START
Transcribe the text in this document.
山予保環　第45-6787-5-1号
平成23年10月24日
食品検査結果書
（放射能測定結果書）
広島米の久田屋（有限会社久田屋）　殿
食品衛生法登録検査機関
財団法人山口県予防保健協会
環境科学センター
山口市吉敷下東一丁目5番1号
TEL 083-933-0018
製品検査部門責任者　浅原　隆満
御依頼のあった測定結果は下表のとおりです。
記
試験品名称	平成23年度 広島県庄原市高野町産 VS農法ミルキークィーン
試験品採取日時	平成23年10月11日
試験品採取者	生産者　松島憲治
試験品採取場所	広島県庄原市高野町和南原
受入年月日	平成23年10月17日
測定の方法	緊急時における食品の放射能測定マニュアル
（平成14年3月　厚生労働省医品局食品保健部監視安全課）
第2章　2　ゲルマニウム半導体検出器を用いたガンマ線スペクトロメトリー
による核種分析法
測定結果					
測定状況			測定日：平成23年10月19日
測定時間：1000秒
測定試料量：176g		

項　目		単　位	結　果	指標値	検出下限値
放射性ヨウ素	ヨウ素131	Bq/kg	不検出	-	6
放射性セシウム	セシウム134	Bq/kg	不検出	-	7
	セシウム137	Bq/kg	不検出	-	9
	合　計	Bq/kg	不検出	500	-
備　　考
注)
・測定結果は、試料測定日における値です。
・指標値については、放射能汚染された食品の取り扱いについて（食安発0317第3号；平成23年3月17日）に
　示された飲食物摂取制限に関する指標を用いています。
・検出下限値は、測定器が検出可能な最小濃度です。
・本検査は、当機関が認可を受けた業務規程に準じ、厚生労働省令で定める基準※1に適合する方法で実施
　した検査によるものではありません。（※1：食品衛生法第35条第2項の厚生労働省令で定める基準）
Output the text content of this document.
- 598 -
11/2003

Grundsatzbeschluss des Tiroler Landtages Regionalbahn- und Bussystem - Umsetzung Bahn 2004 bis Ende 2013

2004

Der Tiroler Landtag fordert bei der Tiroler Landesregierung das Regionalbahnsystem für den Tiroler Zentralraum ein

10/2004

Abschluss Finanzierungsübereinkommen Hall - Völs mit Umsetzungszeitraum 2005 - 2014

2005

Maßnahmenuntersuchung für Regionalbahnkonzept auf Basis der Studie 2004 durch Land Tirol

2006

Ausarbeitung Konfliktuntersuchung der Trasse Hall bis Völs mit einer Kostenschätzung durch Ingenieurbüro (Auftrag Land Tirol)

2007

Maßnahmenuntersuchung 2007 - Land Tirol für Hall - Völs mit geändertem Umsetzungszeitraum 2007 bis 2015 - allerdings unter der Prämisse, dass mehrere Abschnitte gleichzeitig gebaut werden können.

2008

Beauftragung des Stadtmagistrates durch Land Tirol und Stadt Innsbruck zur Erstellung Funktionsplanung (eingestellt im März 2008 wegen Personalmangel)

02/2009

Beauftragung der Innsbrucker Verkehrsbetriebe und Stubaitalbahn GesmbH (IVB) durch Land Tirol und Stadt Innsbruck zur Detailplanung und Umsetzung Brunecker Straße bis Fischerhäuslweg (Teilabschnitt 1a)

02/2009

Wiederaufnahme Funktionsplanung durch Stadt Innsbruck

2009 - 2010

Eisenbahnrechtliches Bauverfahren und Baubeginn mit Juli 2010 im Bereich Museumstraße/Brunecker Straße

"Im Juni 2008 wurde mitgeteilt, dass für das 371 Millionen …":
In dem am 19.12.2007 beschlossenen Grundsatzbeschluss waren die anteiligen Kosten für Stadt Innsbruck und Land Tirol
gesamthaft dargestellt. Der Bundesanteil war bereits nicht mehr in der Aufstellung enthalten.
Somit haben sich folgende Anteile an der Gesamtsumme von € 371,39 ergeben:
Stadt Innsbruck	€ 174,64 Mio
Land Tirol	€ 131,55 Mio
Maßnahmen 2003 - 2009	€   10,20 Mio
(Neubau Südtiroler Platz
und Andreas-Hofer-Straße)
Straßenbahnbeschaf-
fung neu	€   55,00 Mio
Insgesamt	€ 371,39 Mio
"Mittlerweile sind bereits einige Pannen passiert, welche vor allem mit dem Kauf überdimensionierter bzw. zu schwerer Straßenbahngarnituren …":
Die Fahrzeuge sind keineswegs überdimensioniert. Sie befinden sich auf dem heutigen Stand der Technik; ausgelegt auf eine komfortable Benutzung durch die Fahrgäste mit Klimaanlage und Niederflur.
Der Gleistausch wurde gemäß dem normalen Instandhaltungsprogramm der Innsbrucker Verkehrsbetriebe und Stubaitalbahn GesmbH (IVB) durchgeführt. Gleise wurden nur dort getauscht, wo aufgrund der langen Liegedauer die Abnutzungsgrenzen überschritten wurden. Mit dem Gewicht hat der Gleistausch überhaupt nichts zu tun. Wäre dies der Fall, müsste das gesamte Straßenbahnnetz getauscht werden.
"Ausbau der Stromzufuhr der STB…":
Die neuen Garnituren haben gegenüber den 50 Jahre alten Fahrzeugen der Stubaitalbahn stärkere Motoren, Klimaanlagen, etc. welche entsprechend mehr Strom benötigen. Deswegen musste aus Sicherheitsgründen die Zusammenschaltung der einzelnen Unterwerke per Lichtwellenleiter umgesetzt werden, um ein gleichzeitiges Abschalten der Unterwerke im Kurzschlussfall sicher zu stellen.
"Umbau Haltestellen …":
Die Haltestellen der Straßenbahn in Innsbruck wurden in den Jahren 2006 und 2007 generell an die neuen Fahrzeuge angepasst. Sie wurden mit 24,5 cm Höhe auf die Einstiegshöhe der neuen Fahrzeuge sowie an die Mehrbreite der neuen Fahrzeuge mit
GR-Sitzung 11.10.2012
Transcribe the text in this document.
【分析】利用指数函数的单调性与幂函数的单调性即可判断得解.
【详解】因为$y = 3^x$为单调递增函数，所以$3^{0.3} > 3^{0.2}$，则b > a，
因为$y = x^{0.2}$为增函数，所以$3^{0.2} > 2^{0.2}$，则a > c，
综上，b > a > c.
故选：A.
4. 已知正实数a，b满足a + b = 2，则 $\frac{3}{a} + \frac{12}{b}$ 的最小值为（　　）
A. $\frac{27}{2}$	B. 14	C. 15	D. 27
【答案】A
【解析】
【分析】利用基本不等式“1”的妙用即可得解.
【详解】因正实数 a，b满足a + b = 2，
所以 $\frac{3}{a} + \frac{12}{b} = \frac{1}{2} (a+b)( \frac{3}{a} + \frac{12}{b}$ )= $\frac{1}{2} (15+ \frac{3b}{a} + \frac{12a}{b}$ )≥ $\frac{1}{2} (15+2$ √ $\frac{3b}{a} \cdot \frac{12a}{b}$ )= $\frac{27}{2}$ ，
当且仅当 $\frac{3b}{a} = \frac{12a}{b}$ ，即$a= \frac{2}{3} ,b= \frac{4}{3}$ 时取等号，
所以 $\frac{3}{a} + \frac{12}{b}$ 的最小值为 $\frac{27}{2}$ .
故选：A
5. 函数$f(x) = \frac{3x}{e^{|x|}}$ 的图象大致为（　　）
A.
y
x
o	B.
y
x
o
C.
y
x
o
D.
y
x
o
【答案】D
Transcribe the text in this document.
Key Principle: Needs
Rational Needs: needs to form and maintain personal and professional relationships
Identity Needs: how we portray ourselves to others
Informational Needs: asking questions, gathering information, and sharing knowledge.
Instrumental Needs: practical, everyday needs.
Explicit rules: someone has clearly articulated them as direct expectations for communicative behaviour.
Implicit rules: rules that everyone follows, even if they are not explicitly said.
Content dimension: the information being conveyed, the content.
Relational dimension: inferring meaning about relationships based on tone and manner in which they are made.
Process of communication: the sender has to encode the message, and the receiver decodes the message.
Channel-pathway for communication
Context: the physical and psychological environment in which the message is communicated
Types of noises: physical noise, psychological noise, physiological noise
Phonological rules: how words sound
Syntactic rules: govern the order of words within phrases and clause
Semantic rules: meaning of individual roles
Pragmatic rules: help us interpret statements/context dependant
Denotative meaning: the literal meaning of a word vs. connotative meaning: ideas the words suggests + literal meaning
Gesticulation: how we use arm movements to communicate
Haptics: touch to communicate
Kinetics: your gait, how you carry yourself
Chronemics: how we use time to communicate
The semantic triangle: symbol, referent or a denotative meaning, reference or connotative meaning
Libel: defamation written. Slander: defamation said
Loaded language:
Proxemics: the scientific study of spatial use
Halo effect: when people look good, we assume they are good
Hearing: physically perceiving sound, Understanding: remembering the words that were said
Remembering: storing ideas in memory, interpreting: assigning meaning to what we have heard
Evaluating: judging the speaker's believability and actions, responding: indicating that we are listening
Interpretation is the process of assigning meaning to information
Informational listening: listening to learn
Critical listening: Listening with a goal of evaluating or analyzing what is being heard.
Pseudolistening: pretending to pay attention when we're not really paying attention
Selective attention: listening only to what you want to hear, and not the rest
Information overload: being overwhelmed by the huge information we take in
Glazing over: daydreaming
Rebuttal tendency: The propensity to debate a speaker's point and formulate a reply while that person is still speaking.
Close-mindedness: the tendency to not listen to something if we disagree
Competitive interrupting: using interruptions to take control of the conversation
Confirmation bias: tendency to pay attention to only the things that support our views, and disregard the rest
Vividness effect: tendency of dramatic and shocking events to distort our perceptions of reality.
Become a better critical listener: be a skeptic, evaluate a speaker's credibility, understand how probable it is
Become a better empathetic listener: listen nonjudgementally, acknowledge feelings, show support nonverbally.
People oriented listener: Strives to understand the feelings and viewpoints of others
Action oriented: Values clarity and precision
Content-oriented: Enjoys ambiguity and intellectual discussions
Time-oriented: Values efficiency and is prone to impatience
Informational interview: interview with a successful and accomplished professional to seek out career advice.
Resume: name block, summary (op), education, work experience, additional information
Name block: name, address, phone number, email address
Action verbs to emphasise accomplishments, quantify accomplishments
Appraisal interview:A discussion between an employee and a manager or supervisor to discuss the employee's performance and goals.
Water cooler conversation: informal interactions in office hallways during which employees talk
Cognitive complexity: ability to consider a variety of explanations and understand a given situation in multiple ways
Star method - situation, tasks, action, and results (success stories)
END
Check the data for the word "neuen" and pull out the lines that have it.

Die neuen Garnituren haben gegenüber den 50 Jahre alten Fahrzeugen der Stubaitalbahn stärkere Motoren, Klimaanlagen, etc. welche entsprechend mehr Strom benötigen. Deswegen musste aus Sicherheitsgründen die Zusammenschaltung der einzelnen Unterwerke per Lichtwellenleiter umgesetzt werden, um ein gleichzeitiges Abschalten der Unterwerke im Kurzschlussfall sicher zu stellen.
Die Haltestellen der Straßenbahn in Innsbruck wurden in den Jahren 2006 und 2007 generell an die neuen Fahrzeuge angepasst. Sie wurden mit 24,5 cm Höhe auf die Einstiegshöhe der neuen Fahrzeuge sowie an die Mehrbreite der neuen Fahrzeuge mit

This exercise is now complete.